__Stated problem__
Reproduce the records below in full and exactly, without their images.

__Records for this exercise__
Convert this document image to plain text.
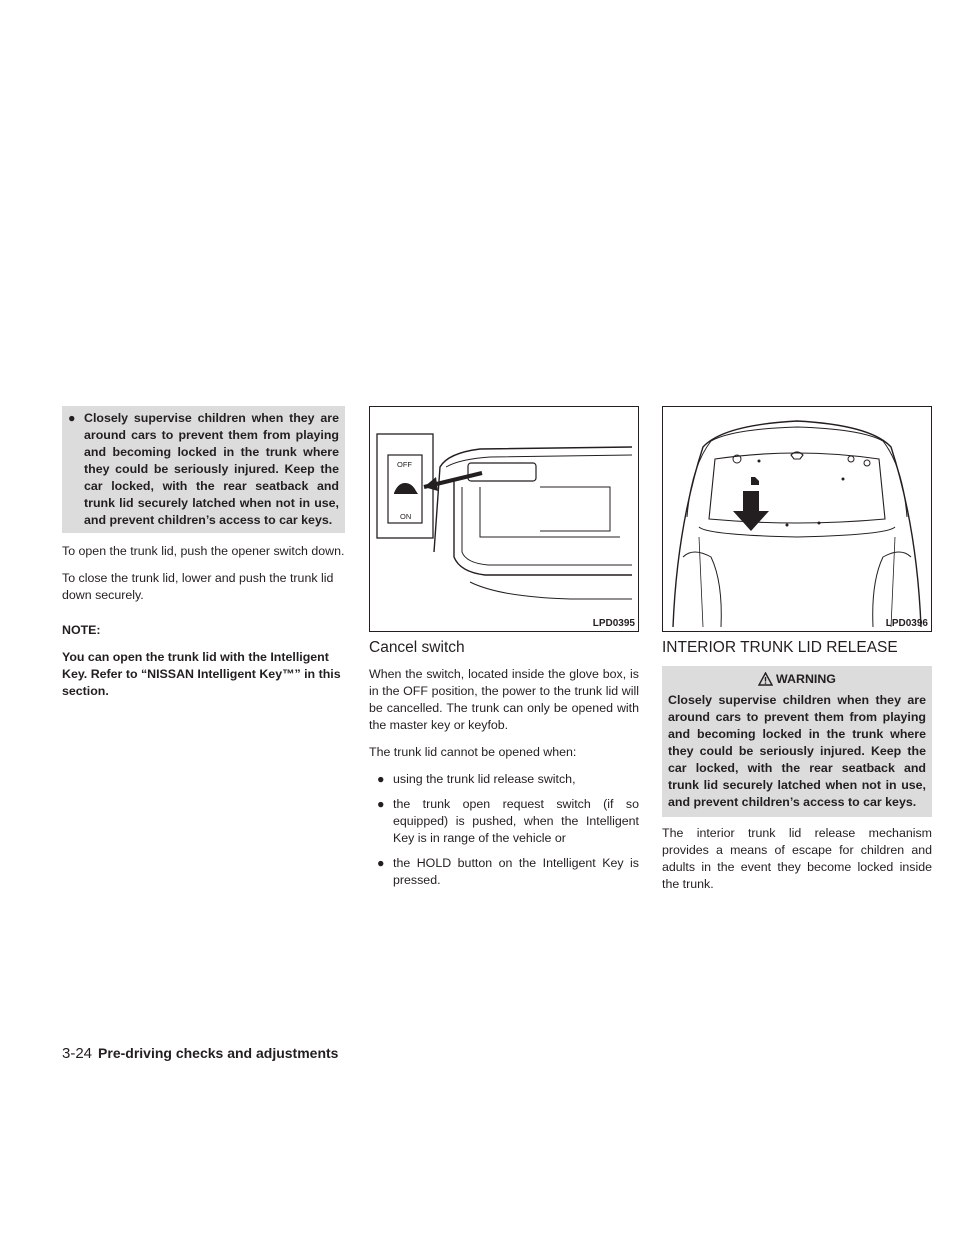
● Closely supervise children when they are around cars to prevent them from playing and becoming locked in the trunk where they could be seriously injured. Keep the car locked, with the rear seatback and trunk lid securely latched when not in use, and prevent children’s access to car keys.

To open the trunk lid, push the opener switch down.

To close the trunk lid, lower and push the trunk lid down securely.

NOTE:

You can open the trunk lid with the Intelligent Key. Refer to “NISSAN Intelligent Key™” in this section.

OFF
ON
LPD0395
Cancel switch

When the switch, located inside the glove box, is in the OFF position, the power to the trunk lid will be cancelled. The trunk can only be opened with the master key or keyfob.

The trunk lid cannot be opened when:

● using the trunk lid release switch,
● the trunk open request switch (if so equipped) is pushed, when the Intelligent Key is in range of the vehicle or
● the HOLD button on the Intelligent Key is pressed.
LPD0396
INTERIOR TRUNK LID RELEASE
WARNING
Closely supervise children when they are around cars to prevent them from playing and becoming locked in the trunk where they could be seriously injured. Keep the car locked, with the rear seatback and trunk lid securely latched when not in use, and prevent children’s access to car keys.

The interior trunk lid release mechanism provides a means of escape for children and adults in the event they become locked inside the trunk.

3-24 Pre-driving checks and adjustments
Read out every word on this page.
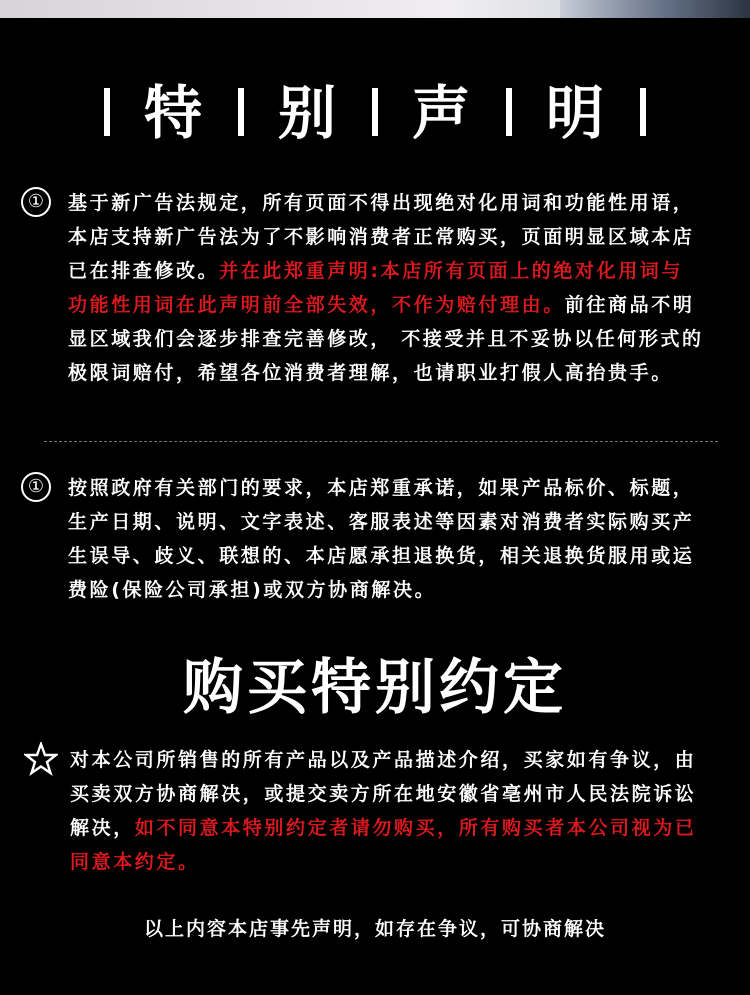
特 别 声 明
①	基于新广告法规定，所有页面不得出现绝对化用词和功能性用语，本店支持新广告法为了不影响消费者正常购买，页面明显区域本店已在排查修改。并在此郑重声明:本店所有页面上的绝对化用词与功能性用词在此声明前全部失效，不作为赔付理由。前往商品不明显区域我们会逐步排查完善修改， 不接受并且不妥协以任何形式的极限词赔付，希望各位消费者理解，也请职业打假人高抬贵手。
①	按照政府有关部门的要求，本店郑重承诺，如果产品标价、标题，生产日期、说明、文字表述、客服表述等因素对消费者实际购买产生误导、歧义、联想的、本店愿承担退换货，相关退换货服用或运费险(保险公司承担)或双方协商解决。
购买特别约定
对本公司所销售的所有产品以及产品描述介绍，买家如有争议，由买卖双方协商解决，或提交卖方所在地安徽省亳州市人民法院诉讼解决，如不同意本特别约定者请勿购买，所有购买者本公司视为已同意本约定。
以上内容本店事先声明，如存在争议，可协商解决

__Result__
Convert this document image to plain text.
● Closely supervise children when they are around cars to prevent them from playing and becoming locked in the trunk where they could be seriously injured. Keep the car locked, with the rear seatback and trunk lid securely latched when not in use, and prevent children’s access to car keys.

To open the trunk lid, push the opener switch down.

To close the trunk lid, lower and push the trunk lid down securely.

NOTE:

You can open the trunk lid with the Intelligent Key. Refer to “NISSAN Intelligent Key™” in this section.

OFF
ON
LPD0395
Cancel switch

When the switch, located inside the glove box, is in the OFF position, the power to the trunk lid will be cancelled. The trunk can only be opened with the master key or keyfob.

The trunk lid cannot be opened when:

● using the trunk lid release switch,
● the trunk open request switch (if so equipped) is pushed, when the Intelligent Key is in range of the vehicle or
● the HOLD button on the Intelligent Key is pressed.
LPD0396
INTERIOR TRUNK LID RELEASE
WARNING
Closely supervise children when they are around cars to prevent them from playing and becoming locked in the trunk where they could be seriously injured. Keep the car locked, with the rear seatback and trunk lid securely latched when not in use, and prevent children’s access to car keys.

The interior trunk lid release mechanism provides a means of escape for children and adults in the event they become locked inside the trunk.

3-24 Pre-driving checks and adjustments
Read out every word on this page.
特 别 声 明
①	基于新广告法规定，所有页面不得出现绝对化用词和功能性用语，本店支持新广告法为了不影响消费者正常购买，页面明显区域本店已在排查修改。并在此郑重声明:本店所有页面上的绝对化用词与功能性用词在此声明前全部失效，不作为赔付理由。前往商品不明显区域我们会逐步排查完善修改， 不接受并且不妥协以任何形式的极限词赔付，希望各位消费者理解，也请职业打假人高抬贵手。
①	按照政府有关部门的要求，本店郑重承诺，如果产品标价、标题，生产日期、说明、文字表述、客服表述等因素对消费者实际购买产生误导、歧义、联想的、本店愿承担退换货，相关退换货服用或运费险(保险公司承担)或双方协商解决。
购买特别约定
对本公司所销售的所有产品以及产品描述介绍，买家如有争议，由买卖双方协商解决，或提交卖方所在地安徽省亳州市人民法院诉讼解决，如不同意本特别约定者请勿购买，所有购买者本公司视为已同意本约定。
以上内容本店事先声明，如存在争议，可协商解决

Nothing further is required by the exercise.